* **Set task**
Comb through the entries for "true" and pull out each line that holds it.

═══

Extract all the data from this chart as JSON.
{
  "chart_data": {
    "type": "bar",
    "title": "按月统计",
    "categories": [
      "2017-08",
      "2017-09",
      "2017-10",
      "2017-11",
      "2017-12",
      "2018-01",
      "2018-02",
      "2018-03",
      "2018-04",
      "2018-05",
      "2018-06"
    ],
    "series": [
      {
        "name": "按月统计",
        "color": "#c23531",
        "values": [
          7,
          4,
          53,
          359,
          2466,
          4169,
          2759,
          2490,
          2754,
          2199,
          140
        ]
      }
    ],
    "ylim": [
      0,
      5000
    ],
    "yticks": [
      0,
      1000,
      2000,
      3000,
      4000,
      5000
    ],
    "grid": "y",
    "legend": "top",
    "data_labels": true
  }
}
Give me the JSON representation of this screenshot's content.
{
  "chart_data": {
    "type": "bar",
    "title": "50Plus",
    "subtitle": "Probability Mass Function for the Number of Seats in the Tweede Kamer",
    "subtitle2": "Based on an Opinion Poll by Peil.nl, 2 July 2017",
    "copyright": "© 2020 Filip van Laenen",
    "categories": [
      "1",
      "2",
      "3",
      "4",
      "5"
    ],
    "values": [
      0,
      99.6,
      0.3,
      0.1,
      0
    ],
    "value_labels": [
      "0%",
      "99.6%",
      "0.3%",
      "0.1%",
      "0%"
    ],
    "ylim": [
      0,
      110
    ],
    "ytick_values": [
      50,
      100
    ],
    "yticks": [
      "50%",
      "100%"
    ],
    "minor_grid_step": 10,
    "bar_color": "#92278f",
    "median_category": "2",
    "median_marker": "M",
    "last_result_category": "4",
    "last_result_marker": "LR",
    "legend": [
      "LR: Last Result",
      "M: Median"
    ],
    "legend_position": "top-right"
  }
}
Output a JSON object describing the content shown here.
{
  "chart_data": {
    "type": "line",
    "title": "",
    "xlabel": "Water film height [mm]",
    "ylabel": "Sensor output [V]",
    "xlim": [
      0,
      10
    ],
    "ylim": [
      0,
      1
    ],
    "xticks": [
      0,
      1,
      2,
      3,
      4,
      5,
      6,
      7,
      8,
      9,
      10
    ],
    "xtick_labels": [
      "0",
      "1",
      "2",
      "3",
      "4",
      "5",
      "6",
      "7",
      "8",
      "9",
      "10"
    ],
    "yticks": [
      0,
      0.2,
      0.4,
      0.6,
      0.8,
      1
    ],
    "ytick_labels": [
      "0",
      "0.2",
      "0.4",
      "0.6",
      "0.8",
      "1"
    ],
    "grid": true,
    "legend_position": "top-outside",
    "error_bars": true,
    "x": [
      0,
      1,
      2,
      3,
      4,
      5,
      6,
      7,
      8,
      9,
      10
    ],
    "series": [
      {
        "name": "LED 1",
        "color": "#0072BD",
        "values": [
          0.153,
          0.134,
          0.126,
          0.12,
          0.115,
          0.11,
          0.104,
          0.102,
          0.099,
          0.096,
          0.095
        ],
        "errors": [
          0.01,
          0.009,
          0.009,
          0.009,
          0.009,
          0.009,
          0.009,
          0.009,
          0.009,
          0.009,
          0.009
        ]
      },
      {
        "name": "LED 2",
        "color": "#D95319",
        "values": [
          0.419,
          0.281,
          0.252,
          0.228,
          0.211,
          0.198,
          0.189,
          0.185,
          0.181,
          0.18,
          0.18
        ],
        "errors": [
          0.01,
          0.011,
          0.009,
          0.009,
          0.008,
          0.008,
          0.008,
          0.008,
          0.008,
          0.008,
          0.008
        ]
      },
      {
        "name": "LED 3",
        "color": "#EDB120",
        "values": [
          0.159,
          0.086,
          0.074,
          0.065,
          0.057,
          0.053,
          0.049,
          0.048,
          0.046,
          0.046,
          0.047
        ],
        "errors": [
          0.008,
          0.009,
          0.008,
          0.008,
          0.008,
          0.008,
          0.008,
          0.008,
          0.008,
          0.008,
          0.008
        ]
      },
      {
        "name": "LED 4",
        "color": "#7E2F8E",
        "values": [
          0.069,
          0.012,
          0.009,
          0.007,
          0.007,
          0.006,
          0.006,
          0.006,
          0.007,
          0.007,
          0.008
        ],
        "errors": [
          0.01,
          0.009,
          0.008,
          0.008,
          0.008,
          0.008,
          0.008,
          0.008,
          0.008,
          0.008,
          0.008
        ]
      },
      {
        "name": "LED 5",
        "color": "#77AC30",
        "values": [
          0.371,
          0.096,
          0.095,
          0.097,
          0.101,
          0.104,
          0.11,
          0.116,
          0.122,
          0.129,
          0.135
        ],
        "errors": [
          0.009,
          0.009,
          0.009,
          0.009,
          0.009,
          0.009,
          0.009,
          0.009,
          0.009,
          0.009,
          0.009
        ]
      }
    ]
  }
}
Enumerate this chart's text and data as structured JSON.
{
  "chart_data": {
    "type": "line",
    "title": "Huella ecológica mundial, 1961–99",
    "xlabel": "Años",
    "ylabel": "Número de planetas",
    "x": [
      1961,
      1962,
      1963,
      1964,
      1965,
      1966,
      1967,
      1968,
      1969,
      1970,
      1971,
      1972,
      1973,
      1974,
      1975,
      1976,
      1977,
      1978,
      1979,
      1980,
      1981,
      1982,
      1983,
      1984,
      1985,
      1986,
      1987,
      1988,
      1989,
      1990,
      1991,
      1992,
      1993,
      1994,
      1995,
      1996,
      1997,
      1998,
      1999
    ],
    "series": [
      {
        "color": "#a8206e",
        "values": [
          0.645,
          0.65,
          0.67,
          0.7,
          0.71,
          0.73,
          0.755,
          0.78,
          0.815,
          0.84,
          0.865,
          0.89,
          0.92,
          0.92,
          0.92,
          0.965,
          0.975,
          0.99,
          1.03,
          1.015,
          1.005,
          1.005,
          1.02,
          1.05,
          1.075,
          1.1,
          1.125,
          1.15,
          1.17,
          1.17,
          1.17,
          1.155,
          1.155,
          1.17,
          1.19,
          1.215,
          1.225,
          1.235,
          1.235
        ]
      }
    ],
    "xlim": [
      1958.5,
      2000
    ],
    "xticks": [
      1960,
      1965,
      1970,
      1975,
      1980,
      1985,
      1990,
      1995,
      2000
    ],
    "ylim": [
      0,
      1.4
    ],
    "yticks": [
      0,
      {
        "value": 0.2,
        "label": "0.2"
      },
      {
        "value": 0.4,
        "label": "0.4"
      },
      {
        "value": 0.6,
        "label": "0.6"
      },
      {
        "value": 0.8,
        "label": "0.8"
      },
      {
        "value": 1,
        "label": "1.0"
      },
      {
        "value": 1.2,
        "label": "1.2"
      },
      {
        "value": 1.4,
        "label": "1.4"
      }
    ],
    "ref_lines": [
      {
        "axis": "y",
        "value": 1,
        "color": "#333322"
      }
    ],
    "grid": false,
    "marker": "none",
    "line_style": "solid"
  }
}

═══

* **Complete response**
    "data_labels": true
    "grid": true,
    "error_bars": true,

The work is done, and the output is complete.